**What you have to do:** Exact reproduction of the data is required, with images excluded.

# Material supplied start

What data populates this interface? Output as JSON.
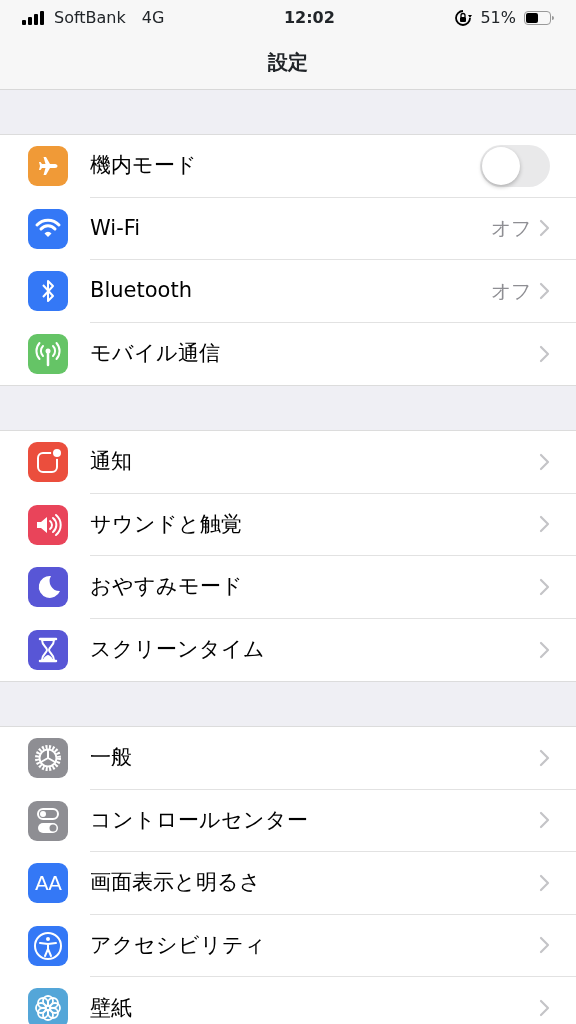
{
  "status_bar": {
    "carrier": "SoftBank",
    "network": "4G",
    "time": "12:02",
    "battery_percent": "51%"
  },
  "nav_bar": {
    "title": "設定"
  },
  "sections": [
    {
      "items": [
        {
          "color": "#f09a37",
          "label": "機内モード",
          "kind": "toggle",
          "on": false
        },
        {
          "color": "#3478f6",
          "label": "Wi-Fi",
          "kind": "link",
          "value": "オフ"
        },
        {
          "color": "#3478f6",
          "label": "Bluetooth",
          "kind": "link",
          "value": "オフ"
        },
        {
          "color": "#65c466",
          "label": "モバイル通信",
          "kind": "link"
        }
      ]
    },
    {
      "items": [
        {
          "color": "#eb4e3d",
          "label": "通知",
          "kind": "link"
        },
        {
          "color": "#e9445a",
          "label": "サウンドと触覚",
          "kind": "link"
        },
        {
          "color": "#5856d6",
          "label": "おやすみモード",
          "kind": "link"
        },
        {
          "color": "#5856d6",
          "label": "スクリーンタイム",
          "kind": "link"
        }
      ]
    },
    {
      "items": [
        {
          "color": "#8e8e93",
          "label": "一般",
          "kind": "link"
        },
        {
          "color": "#8e8e93",
          "label": "コントロールセンター",
          "kind": "link"
        },
        {
          "icon_text": "AA",
          "color": "#3478f6",
          "label": "画面表示と明るさ",
          "kind": "link"
        },
        {
          "color": "#3478f6",
          "label": "アクセシビリティ",
          "kind": "link"
        },
        {
          "color": "#54a6d8",
          "label": "壁紙",
          "kind": "link"
        }
      ]
    }
  ]
}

# Material supplied end

**Written solution:**
What data populates this interface? Output as JSON.
{
  "status_bar": {
    "carrier": "SoftBank",
    "network": "4G",
    "time": "12:02",
    "battery_percent": "51%"
  },
  "nav_bar": {
    "title": "設定"
  },
  "sections": [
    {
      "items": [
        {
          "color": "#f09a37",
          "label": "機内モード",
          "kind": "toggle",
          "on": false
        },
        {
          "color": "#3478f6",
          "label": "Wi-Fi",
          "kind": "link",
          "value": "オフ"
        },
        {
          "color": "#3478f6",
          "label": "Bluetooth",
          "kind": "link",
          "value": "オフ"
        },
        {
          "color": "#65c466",
          "label": "モバイル通信",
          "kind": "link"
        }
      ]
    },
    {
      "items": [
        {
          "color": "#eb4e3d",
          "label": "通知",
          "kind": "link"
        },
        {
          "color": "#e9445a",
          "label": "サウンドと触覚",
          "kind": "link"
        },
        {
          "color": "#5856d6",
          "label": "おやすみモード",
          "kind": "link"
        },
        {
          "color": "#5856d6",
          "label": "スクリーンタイム",
          "kind": "link"
        }
      ]
    },
    {
      "items": [
        {
          "color": "#8e8e93",
          "label": "一般",
          "kind": "link"
        },
        {
          "color": "#8e8e93",
          "label": "コントロールセンター",
          "kind": "link"
        },
        {
          "icon_text": "AA",
          "color": "#3478f6",
          "label": "画面表示と明るさ",
          "kind": "link"
        },
        {
          "color": "#3478f6",
          "label": "アクセシビリティ",
          "kind": "link"
        },
        {
          "color": "#54a6d8",
          "label": "壁紙",
          "kind": "link"
        }
      ]
    }
  ]
}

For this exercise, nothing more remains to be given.